Give a count of the lines below that have the string "между" in them, with no other words.
----- RECORDS FOR THIS TASK
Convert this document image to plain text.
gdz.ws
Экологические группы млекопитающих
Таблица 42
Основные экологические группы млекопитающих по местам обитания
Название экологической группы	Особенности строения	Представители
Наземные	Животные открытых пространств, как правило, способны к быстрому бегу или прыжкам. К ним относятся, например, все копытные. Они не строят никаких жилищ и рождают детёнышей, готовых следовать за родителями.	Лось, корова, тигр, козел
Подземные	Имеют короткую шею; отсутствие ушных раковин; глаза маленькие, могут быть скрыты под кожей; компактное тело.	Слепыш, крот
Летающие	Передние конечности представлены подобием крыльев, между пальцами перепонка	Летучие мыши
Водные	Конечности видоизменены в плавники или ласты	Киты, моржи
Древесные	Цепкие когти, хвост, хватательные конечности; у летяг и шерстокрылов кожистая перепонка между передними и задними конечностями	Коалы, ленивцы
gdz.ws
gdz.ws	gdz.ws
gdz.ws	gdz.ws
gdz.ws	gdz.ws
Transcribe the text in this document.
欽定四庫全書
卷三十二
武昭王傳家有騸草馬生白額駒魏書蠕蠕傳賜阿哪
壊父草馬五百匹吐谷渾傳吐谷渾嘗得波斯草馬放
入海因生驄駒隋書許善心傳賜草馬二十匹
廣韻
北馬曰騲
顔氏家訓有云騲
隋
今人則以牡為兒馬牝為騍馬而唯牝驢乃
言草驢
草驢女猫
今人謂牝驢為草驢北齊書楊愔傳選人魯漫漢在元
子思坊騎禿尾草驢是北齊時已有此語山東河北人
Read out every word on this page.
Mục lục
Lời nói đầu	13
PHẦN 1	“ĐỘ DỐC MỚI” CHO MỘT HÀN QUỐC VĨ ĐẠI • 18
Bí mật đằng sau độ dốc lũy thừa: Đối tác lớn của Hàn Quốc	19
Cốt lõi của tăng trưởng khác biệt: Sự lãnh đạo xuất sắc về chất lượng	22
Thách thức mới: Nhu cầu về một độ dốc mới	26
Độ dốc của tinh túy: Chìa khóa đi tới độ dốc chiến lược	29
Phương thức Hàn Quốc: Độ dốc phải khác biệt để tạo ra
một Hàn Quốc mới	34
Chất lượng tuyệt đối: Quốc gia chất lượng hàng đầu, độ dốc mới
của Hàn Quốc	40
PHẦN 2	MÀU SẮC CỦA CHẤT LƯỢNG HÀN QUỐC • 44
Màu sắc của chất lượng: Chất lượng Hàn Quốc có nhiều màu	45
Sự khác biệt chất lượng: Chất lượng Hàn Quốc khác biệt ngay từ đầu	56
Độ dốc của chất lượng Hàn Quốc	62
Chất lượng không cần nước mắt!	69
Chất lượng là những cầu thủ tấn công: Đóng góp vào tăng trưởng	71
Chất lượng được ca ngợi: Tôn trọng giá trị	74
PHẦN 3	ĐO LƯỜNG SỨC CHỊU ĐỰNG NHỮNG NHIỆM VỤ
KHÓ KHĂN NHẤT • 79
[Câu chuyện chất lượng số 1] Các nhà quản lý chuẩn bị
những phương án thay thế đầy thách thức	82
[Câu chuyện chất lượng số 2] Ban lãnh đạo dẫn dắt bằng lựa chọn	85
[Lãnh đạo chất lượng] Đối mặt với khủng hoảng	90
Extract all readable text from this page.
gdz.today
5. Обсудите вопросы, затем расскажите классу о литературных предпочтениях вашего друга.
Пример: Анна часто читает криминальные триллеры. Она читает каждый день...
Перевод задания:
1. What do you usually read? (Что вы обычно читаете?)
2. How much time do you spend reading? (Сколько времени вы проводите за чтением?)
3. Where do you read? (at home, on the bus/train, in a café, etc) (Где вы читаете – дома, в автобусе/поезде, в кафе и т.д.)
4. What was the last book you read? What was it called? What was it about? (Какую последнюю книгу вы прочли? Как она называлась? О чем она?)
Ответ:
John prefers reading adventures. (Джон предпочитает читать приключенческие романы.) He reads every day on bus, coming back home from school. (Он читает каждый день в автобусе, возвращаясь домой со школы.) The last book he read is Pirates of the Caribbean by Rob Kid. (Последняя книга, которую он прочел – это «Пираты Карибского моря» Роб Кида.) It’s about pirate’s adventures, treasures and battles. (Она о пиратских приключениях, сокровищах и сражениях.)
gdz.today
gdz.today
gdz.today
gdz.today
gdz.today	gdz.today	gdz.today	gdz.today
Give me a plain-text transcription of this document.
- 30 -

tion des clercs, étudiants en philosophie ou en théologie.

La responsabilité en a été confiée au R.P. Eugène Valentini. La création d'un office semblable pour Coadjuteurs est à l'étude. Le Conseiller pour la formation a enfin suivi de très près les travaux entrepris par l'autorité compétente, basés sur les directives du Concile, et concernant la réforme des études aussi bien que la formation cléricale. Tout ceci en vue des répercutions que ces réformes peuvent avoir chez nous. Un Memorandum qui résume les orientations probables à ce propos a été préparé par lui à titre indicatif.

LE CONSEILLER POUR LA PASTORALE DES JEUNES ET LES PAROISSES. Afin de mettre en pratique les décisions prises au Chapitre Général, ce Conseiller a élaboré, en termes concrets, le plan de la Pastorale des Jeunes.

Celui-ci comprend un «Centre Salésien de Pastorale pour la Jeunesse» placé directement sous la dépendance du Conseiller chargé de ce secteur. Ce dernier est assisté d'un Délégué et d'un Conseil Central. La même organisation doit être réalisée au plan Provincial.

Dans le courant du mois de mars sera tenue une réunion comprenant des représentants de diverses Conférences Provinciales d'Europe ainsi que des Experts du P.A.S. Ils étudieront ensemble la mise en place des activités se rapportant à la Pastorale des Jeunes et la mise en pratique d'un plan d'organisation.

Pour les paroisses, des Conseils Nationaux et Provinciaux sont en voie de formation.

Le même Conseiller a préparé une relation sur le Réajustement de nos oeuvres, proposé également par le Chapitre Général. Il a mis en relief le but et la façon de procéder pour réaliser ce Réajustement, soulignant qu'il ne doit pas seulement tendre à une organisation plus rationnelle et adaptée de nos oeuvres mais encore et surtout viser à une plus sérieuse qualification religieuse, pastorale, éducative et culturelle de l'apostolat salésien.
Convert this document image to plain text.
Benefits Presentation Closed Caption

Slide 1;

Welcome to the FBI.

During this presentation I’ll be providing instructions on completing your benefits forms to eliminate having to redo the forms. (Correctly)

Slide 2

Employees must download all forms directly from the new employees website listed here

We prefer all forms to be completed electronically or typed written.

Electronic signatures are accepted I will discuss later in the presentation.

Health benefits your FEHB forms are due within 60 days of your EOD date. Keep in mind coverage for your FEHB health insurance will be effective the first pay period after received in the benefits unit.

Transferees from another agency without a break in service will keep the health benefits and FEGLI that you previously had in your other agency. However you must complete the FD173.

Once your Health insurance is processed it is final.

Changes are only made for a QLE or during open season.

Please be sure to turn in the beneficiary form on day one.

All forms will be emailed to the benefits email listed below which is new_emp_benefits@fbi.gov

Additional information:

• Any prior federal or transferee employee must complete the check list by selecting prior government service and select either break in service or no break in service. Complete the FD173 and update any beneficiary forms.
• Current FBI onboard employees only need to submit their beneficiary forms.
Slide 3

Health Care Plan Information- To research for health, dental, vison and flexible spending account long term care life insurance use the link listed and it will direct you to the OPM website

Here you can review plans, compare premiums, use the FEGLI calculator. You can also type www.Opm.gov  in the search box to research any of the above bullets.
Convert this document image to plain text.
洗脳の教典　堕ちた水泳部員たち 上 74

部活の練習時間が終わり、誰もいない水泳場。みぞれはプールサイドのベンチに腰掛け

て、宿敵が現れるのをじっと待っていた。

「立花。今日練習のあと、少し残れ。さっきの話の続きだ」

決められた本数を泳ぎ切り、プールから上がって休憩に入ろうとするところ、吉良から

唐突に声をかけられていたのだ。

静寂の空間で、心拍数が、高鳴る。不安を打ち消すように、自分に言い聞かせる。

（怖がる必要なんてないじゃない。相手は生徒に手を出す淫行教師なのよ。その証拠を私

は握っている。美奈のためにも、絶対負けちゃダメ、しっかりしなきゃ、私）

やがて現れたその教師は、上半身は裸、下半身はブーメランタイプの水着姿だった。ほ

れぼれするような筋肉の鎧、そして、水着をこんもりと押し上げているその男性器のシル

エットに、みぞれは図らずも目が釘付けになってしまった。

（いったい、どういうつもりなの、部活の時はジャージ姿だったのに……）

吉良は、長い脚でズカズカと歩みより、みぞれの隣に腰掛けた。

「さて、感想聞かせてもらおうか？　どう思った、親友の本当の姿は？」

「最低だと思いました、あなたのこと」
----------
ANSWER TO THIS TASK: 2